Figure dataset records:
— BEGIN —

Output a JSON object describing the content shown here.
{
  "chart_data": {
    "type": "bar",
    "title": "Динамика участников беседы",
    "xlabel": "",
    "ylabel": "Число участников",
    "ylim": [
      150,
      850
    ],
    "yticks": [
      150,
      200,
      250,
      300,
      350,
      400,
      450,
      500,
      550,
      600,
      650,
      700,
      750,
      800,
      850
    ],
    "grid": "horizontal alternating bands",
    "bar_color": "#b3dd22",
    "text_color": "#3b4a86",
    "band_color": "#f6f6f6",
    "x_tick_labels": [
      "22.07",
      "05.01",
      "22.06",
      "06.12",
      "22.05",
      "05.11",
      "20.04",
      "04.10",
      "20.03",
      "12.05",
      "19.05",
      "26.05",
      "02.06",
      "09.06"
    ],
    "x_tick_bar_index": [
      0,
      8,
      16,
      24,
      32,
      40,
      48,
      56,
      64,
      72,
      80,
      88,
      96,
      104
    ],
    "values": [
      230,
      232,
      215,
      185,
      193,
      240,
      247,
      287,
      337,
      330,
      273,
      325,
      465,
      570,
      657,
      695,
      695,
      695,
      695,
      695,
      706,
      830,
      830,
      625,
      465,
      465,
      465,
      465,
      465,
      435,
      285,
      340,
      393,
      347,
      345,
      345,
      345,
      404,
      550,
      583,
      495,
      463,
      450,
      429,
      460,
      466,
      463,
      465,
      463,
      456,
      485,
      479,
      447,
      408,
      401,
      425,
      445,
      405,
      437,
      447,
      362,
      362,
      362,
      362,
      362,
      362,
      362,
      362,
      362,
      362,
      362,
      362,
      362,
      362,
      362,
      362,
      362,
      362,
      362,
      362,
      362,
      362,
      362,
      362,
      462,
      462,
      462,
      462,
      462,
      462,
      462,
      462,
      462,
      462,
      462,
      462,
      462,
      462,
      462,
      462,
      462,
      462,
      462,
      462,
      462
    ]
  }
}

— END —

→ **Goal**
Extract all of the material exactly as it is written.

→ **Reply**
Output a JSON object describing the content shown here.
{
  "chart_data": {
    "type": "bar",
    "title": "Динамика участников беседы",
    "xlabel": "",
    "ylabel": "Число участников",
    "ylim": [
      150,
      850
    ],
    "yticks": [
      150,
      200,
      250,
      300,
      350,
      400,
      450,
      500,
      550,
      600,
      650,
      700,
      750,
      800,
      850
    ],
    "grid": "horizontal alternating bands",
    "bar_color": "#b3dd22",
    "text_color": "#3b4a86",
    "band_color": "#f6f6f6",
    "x_tick_labels": [
      "22.07",
      "05.01",
      "22.06",
      "06.12",
      "22.05",
      "05.11",
      "20.04",
      "04.10",
      "20.03",
      "12.05",
      "19.05",
      "26.05",
      "02.06",
      "09.06"
    ],
    "x_tick_bar_index": [
      0,
      8,
      16,
      24,
      32,
      40,
      48,
      56,
      64,
      72,
      80,
      88,
      96,
      104
    ],
    "values": [
      230,
      232,
      215,
      185,
      193,
      240,
      247,
      287,
      337,
      330,
      273,
      325,
      465,
      570,
      657,
      695,
      695,
      695,
      695,
      695,
      706,
      830,
      830,
      625,
      465,
      465,
      465,
      465,
      465,
      435,
      285,
      340,
      393,
      347,
      345,
      345,
      345,
      404,
      550,
      583,
      495,
      463,
      450,
      429,
      460,
      466,
      463,
      465,
      463,
      456,
      485,
      479,
      447,
      408,
      401,
      425,
      445,
      405,
      437,
      447,
      362,
      362,
      362,
      362,
      362,
      362,
      362,
      362,
      362,
      362,
      362,
      362,
      362,
      362,
      362,
      362,
      362,
      362,
      362,
      362,
      362,
      362,
      362,
      362,
      462,
      462,
      462,
      462,
      462,
      462,
      462,
      462,
      462,
      462,
      462,
      462,
      462,
      462,
      462,
      462,
      462,
      462,
      462,
      462,
      462
    ]
  }
}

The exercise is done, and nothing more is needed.